■ GOAL:
Repeat the material below exactly, line for line.
═════ RECORDS TO PROCESS ═════
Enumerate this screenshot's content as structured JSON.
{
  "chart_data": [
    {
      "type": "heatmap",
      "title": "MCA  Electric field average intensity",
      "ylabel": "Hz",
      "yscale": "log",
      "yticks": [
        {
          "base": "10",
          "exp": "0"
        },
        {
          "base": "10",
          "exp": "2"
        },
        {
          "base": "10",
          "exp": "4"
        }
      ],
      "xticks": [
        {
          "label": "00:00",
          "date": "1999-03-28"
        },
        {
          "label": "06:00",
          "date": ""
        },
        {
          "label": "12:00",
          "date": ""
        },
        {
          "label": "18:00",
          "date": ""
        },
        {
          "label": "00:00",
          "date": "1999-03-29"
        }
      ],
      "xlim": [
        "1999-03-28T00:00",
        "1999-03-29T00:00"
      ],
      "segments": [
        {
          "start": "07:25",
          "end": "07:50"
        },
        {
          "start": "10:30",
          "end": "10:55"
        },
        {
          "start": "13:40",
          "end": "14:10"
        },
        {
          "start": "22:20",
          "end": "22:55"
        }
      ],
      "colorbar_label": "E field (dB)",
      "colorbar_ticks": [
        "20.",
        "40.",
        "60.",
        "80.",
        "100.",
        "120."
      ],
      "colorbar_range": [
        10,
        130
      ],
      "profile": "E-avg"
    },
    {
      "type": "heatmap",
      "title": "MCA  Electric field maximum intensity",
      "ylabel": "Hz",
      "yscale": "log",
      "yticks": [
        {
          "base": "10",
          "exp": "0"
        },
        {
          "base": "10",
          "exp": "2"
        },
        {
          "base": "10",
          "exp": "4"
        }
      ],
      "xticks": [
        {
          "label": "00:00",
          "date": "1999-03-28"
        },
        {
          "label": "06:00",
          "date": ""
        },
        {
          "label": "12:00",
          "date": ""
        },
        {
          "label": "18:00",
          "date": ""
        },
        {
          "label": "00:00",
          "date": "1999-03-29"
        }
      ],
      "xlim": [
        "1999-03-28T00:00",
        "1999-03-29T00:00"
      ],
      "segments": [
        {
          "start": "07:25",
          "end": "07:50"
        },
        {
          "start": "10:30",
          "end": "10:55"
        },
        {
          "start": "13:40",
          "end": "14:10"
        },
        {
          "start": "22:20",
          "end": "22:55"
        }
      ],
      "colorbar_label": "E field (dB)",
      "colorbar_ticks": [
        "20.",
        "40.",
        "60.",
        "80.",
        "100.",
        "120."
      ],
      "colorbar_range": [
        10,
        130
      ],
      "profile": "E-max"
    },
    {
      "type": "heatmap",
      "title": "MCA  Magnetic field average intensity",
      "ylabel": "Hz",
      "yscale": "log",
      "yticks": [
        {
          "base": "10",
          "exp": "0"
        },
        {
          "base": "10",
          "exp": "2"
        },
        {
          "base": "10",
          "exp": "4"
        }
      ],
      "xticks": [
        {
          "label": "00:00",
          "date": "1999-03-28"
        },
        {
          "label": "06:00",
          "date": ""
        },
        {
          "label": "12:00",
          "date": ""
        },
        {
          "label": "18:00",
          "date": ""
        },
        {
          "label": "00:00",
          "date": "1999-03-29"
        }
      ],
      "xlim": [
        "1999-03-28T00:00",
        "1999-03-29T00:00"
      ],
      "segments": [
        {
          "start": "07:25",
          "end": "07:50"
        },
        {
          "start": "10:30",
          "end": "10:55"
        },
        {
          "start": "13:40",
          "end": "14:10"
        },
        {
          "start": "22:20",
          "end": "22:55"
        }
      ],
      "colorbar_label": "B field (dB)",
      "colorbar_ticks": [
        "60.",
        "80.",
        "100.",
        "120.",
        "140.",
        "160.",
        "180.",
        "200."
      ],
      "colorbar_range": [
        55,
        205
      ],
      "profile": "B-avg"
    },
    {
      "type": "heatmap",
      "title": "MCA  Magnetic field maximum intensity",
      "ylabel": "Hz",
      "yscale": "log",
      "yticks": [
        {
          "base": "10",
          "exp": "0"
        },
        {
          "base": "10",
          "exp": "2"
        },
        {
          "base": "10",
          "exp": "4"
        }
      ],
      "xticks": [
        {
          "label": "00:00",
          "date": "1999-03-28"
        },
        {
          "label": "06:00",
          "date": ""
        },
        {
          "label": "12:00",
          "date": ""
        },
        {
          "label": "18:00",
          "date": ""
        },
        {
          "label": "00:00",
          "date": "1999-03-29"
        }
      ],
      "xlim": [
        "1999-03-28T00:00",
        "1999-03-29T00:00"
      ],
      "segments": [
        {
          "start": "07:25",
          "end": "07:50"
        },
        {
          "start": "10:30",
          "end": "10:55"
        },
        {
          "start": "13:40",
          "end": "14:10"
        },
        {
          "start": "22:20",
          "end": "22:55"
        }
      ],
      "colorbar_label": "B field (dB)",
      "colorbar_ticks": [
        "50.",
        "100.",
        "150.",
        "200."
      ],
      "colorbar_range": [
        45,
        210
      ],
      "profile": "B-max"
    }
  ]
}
═════
■ TASK ANSWER:
Enumerate this screenshot's content as structured JSON.
{
  "chart_data": [
    {
      "type": "heatmap",
      "title": "MCA  Electric field average intensity",
      "ylabel": "Hz",
      "yscale": "log",
      "yticks": [
        {
          "base": "10",
          "exp": "0"
        },
        {
          "base": "10",
          "exp": "2"
        },
        {
          "base": "10",
          "exp": "4"
        }
      ],
      "xticks": [
        {
          "label": "00:00",
          "date": "1999-03-28"
        },
        {
          "label": "06:00",
          "date": ""
        },
        {
          "label": "12:00",
          "date": ""
        },
        {
          "label": "18:00",
          "date": ""
        },
        {
          "label": "00:00",
          "date": "1999-03-29"
        }
      ],
      "xlim": [
        "1999-03-28T00:00",
        "1999-03-29T00:00"
      ],
      "segments": [
        {
          "start": "07:25",
          "end": "07:50"
        },
        {
          "start": "10:30",
          "end": "10:55"
        },
        {
          "start": "13:40",
          "end": "14:10"
        },
        {
          "start": "22:20",
          "end": "22:55"
        }
      ],
      "colorbar_label": "E field (dB)",
      "colorbar_ticks": [
        "20.",
        "40.",
        "60.",
        "80.",
        "100.",
        "120."
      ],
      "colorbar_range": [
        10,
        130
      ],
      "profile": "E-avg"
    },
    {
      "type": "heatmap",
      "title": "MCA  Electric field maximum intensity",
      "ylabel": "Hz",
      "yscale": "log",
      "yticks": [
        {
          "base": "10",
          "exp": "0"
        },
        {
          "base": "10",
          "exp": "2"
        },
        {
          "base": "10",
          "exp": "4"
        }
      ],
      "xticks": [
        {
          "label": "00:00",
          "date": "1999-03-28"
        },
        {
          "label": "06:00",
          "date": ""
        },
        {
          "label": "12:00",
          "date": ""
        },
        {
          "label": "18:00",
          "date": ""
        },
        {
          "label": "00:00",
          "date": "1999-03-29"
        }
      ],
      "xlim": [
        "1999-03-28T00:00",
        "1999-03-29T00:00"
      ],
      "segments": [
        {
          "start": "07:25",
          "end": "07:50"
        },
        {
          "start": "10:30",
          "end": "10:55"
        },
        {
          "start": "13:40",
          "end": "14:10"
        },
        {
          "start": "22:20",
          "end": "22:55"
        }
      ],
      "colorbar_label": "E field (dB)",
      "colorbar_ticks": [
        "20.",
        "40.",
        "60.",
        "80.",
        "100.",
        "120."
      ],
      "colorbar_range": [
        10,
        130
      ],
      "profile": "E-max"
    },
    {
      "type": "heatmap",
      "title": "MCA  Magnetic field average intensity",
      "ylabel": "Hz",
      "yscale": "log",
      "yticks": [
        {
          "base": "10",
          "exp": "0"
        },
        {
          "base": "10",
          "exp": "2"
        },
        {
          "base": "10",
          "exp": "4"
        }
      ],
      "xticks": [
        {
          "label": "00:00",
          "date": "1999-03-28"
        },
        {
          "label": "06:00",
          "date": ""
        },
        {
          "label": "12:00",
          "date": ""
        },
        {
          "label": "18:00",
          "date": ""
        },
        {
          "label": "00:00",
          "date": "1999-03-29"
        }
      ],
      "xlim": [
        "1999-03-28T00:00",
        "1999-03-29T00:00"
      ],
      "segments": [
        {
          "start": "07:25",
          "end": "07:50"
        },
        {
          "start": "10:30",
          "end": "10:55"
        },
        {
          "start": "13:40",
          "end": "14:10"
        },
        {
          "start": "22:20",
          "end": "22:55"
        }
      ],
      "colorbar_label": "B field (dB)",
      "colorbar_ticks": [
        "60.",
        "80.",
        "100.",
        "120.",
        "140.",
        "160.",
        "180.",
        "200."
      ],
      "colorbar_range": [
        55,
        205
      ],
      "profile": "B-avg"
    },
    {
      "type": "heatmap",
      "title": "MCA  Magnetic field maximum intensity",
      "ylabel": "Hz",
      "yscale": "log",
      "yticks": [
        {
          "base": "10",
          "exp": "0"
        },
        {
          "base": "10",
          "exp": "2"
        },
        {
          "base": "10",
          "exp": "4"
        }
      ],
      "xticks": [
        {
          "label": "00:00",
          "date": "1999-03-28"
        },
        {
          "label": "06:00",
          "date": ""
        },
        {
          "label": "12:00",
          "date": ""
        },
        {
          "label": "18:00",
          "date": ""
        },
        {
          "label": "00:00",
          "date": "1999-03-29"
        }
      ],
      "xlim": [
        "1999-03-28T00:00",
        "1999-03-29T00:00"
      ],
      "segments": [
        {
          "start": "07:25",
          "end": "07:50"
        },
        {
          "start": "10:30",
          "end": "10:55"
        },
        {
          "start": "13:40",
          "end": "14:10"
        },
        {
          "start": "22:20",
          "end": "22:55"
        }
      ],
      "colorbar_label": "B field (dB)",
      "colorbar_ticks": [
        "50.",
        "100.",
        "150.",
        "200."
      ],
      "colorbar_range": [
        45,
        210
      ],
      "profile": "B-max"
    }
  ]
}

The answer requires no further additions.